Given problem
Search the records below for the word "JSON" and show every line where it occurs.
[Begin]
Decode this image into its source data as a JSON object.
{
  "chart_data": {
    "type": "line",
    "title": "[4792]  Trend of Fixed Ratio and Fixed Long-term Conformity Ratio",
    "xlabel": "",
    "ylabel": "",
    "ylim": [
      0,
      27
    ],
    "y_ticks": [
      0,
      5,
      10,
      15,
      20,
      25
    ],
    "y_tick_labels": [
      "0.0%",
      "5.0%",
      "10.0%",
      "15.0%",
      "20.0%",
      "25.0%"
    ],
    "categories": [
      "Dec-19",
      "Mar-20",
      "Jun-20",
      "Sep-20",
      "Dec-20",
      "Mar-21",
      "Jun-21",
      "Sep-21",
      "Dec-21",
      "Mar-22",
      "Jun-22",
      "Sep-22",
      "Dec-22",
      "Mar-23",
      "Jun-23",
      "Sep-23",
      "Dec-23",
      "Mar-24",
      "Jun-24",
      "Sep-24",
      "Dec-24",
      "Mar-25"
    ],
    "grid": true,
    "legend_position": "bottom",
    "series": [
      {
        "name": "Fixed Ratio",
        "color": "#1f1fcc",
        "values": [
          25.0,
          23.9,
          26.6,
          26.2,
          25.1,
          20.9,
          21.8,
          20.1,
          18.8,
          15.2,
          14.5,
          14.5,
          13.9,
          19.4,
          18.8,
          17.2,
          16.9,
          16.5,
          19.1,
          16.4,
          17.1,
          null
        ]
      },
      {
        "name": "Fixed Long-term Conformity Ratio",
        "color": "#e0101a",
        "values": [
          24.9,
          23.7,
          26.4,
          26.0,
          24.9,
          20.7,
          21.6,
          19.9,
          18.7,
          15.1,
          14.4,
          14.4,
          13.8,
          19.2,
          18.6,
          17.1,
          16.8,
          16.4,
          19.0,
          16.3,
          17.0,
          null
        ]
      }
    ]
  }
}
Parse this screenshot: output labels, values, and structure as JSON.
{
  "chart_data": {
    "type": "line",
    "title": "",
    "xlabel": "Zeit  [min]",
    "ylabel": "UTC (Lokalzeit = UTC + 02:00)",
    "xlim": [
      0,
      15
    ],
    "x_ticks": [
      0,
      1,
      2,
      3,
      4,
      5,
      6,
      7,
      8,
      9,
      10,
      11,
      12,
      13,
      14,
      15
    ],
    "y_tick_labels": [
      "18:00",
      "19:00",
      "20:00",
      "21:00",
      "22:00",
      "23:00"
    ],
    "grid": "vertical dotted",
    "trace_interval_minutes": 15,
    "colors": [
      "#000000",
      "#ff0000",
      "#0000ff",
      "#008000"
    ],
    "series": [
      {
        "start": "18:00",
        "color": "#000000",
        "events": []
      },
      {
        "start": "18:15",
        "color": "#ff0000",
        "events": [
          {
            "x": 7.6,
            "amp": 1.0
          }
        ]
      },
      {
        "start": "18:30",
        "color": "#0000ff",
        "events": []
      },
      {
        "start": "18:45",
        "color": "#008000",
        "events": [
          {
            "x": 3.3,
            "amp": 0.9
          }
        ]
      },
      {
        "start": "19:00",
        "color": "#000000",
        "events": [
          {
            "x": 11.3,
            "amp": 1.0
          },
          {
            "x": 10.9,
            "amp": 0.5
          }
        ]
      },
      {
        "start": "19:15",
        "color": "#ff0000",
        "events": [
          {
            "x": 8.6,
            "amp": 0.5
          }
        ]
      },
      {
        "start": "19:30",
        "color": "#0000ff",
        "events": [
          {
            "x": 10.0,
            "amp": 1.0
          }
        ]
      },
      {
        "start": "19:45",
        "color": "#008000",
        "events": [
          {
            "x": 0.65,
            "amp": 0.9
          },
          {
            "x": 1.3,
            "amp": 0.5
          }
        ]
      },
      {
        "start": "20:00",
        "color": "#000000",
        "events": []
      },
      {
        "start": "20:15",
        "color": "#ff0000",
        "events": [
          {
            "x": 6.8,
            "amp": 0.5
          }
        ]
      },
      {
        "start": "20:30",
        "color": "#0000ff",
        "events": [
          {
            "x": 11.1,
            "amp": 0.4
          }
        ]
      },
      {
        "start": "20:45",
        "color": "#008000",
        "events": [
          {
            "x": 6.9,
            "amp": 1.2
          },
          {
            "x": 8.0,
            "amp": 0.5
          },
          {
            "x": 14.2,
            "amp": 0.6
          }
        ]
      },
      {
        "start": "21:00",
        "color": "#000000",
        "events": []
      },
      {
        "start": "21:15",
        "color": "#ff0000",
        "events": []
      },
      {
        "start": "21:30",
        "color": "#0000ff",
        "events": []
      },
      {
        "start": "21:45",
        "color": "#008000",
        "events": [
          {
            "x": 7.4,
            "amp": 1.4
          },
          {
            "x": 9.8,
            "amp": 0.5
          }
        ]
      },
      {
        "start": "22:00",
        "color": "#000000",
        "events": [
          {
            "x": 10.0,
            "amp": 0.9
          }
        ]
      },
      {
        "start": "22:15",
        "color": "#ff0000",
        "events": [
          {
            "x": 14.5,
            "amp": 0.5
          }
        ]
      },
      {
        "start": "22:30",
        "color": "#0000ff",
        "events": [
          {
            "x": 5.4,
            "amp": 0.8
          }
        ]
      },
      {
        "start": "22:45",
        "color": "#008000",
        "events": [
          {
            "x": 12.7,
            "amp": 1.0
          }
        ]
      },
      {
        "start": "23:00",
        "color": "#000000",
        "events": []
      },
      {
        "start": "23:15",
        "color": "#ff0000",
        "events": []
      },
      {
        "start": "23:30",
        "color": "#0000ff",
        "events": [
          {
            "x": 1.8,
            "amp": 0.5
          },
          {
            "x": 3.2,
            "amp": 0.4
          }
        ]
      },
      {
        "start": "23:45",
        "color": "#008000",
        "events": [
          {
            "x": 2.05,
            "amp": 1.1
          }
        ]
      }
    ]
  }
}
[End]
Task solution
Decode this image into its source data as a JSON object.
Parse this screenshot: output labels, values, and structure as JSON.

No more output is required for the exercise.